[Excerpt from a dataset]
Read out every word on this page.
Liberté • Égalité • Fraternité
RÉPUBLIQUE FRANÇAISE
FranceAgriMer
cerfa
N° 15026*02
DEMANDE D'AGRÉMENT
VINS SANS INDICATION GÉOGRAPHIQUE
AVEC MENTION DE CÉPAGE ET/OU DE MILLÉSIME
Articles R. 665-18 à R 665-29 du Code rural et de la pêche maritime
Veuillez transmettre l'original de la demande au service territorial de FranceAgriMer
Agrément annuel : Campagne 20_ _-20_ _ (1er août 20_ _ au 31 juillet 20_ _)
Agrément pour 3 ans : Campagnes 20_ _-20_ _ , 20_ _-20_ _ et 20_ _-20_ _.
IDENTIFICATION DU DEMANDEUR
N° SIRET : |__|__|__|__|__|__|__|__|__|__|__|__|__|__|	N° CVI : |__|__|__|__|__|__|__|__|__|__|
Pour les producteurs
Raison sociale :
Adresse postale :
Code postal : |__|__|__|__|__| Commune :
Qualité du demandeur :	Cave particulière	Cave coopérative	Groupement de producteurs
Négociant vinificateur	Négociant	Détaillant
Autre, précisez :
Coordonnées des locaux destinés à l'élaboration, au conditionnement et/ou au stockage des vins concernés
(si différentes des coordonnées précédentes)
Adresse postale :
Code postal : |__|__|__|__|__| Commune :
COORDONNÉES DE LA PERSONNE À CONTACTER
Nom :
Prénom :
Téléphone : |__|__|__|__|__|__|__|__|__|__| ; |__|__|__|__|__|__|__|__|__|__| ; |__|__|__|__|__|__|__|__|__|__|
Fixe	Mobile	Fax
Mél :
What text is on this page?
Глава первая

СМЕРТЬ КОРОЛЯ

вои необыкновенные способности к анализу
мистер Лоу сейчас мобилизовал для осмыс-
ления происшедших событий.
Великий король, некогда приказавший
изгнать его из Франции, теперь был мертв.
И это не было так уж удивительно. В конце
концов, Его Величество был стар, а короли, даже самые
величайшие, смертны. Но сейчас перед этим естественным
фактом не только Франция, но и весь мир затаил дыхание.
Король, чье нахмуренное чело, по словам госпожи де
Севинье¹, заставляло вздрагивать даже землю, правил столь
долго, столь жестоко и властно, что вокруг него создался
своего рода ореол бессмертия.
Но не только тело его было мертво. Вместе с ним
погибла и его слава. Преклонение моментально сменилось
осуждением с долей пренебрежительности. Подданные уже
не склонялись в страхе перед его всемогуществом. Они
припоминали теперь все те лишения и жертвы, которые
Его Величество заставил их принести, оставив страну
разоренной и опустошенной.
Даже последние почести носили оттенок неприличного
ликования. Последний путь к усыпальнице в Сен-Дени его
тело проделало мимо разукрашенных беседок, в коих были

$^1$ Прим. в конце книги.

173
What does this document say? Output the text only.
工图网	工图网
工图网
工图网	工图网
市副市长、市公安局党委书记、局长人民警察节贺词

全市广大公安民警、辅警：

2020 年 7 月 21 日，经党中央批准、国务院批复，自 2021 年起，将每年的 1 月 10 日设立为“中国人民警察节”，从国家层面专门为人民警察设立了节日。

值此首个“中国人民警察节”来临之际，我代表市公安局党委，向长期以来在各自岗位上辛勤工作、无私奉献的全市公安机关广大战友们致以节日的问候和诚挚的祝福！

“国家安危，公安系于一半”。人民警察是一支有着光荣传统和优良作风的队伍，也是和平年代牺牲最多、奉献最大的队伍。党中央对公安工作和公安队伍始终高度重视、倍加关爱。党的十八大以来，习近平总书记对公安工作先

-- Exercise aim --
Word for word, write out the data.

-- Result of this task --
Read out every word on this page.
Liberté • Égalité • Fraternité
RÉPUBLIQUE FRANÇAISE
FranceAgriMer
cerfa
N° 15026*02
DEMANDE D'AGRÉMENT
VINS SANS INDICATION GÉOGRAPHIQUE
AVEC MENTION DE CÉPAGE ET/OU DE MILLÉSIME
Articles R. 665-18 à R 665-29 du Code rural et de la pêche maritime
Veuillez transmettre l'original de la demande au service territorial de FranceAgriMer
Agrément annuel : Campagne 20_ _-20_ _ (1er août 20_ _ au 31 juillet 20_ _)
Agrément pour 3 ans : Campagnes 20_ _-20_ _ , 20_ _-20_ _ et 20_ _-20_ _.
IDENTIFICATION DU DEMANDEUR
N° SIRET : |__|__|__|__|__|__|__|__|__|__|__|__|__|__|	N° CVI : |__|__|__|__|__|__|__|__|__|__|
Pour les producteurs
Raison sociale :
Adresse postale :
Code postal : |__|__|__|__|__| Commune :
Qualité du demandeur :	Cave particulière	Cave coopérative	Groupement de producteurs
Négociant vinificateur	Négociant	Détaillant
Autre, précisez :
Coordonnées des locaux destinés à l'élaboration, au conditionnement et/ou au stockage des vins concernés
(si différentes des coordonnées précédentes)
Adresse postale :
Code postal : |__|__|__|__|__| Commune :
COORDONNÉES DE LA PERSONNE À CONTACTER
Nom :
Prénom :
Téléphone : |__|__|__|__|__|__|__|__|__|__| ; |__|__|__|__|__|__|__|__|__|__| ; |__|__|__|__|__|__|__|__|__|__|
Fixe	Mobile	Fax
Mél :
What text is on this page?
Глава первая

СМЕРТЬ КОРОЛЯ

вои необыкновенные способности к анализу
мистер Лоу сейчас мобилизовал для осмыс-
ления происшедших событий.
Великий король, некогда приказавший
изгнать его из Франции, теперь был мертв.
И это не было так уж удивительно. В конце
концов, Его Величество был стар, а короли, даже самые
величайшие, смертны. Но сейчас перед этим естественным
фактом не только Франция, но и весь мир затаил дыхание.
Король, чье нахмуренное чело, по словам госпожи де
Севинье¹, заставляло вздрагивать даже землю, правил столь
долго, столь жестоко и властно, что вокруг него создался
своего рода ореол бессмертия.
Но не только тело его было мертво. Вместе с ним
погибла и его слава. Преклонение моментально сменилось
осуждением с долей пренебрежительности. Подданные уже
не склонялись в страхе перед его всемогуществом. Они
припоминали теперь все те лишения и жертвы, которые
Его Величество заставил их принести, оставив страну
разоренной и опустошенной.
Даже последние почести носили оттенок неприличного
ликования. Последний путь к усыпальнице в Сен-Дени его
тело проделало мимо разукрашенных беседок, в коих были

$^1$ Прим. в конце книги.

173
What does this document say? Output the text only.
工图网	工图网
工图网
工图网	工图网
市副市长、市公安局党委书记、局长人民警察节贺词

全市广大公安民警、辅警：

2020 年 7 月 21 日，经党中央批准、国务院批复，自 2021 年起，将每年的 1 月 10 日设立为“中国人民警察节”，从国家层面专门为人民警察设立了节日。

值此首个“中国人民警察节”来临之际，我代表市公安局党委，向长期以来在各自岗位上辛勤工作、无私奉献的全市公安机关广大战友们致以节日的问候和诚挚的祝福！

“国家安危，公安系于一半”。人民警察是一支有着光荣传统和优良作风的队伍，也是和平年代牺牲最多、奉献最大的队伍。党中央对公安工作和公安队伍始终高度重视、倍加关爱。党的十八大以来，习近平总书记对公安工作先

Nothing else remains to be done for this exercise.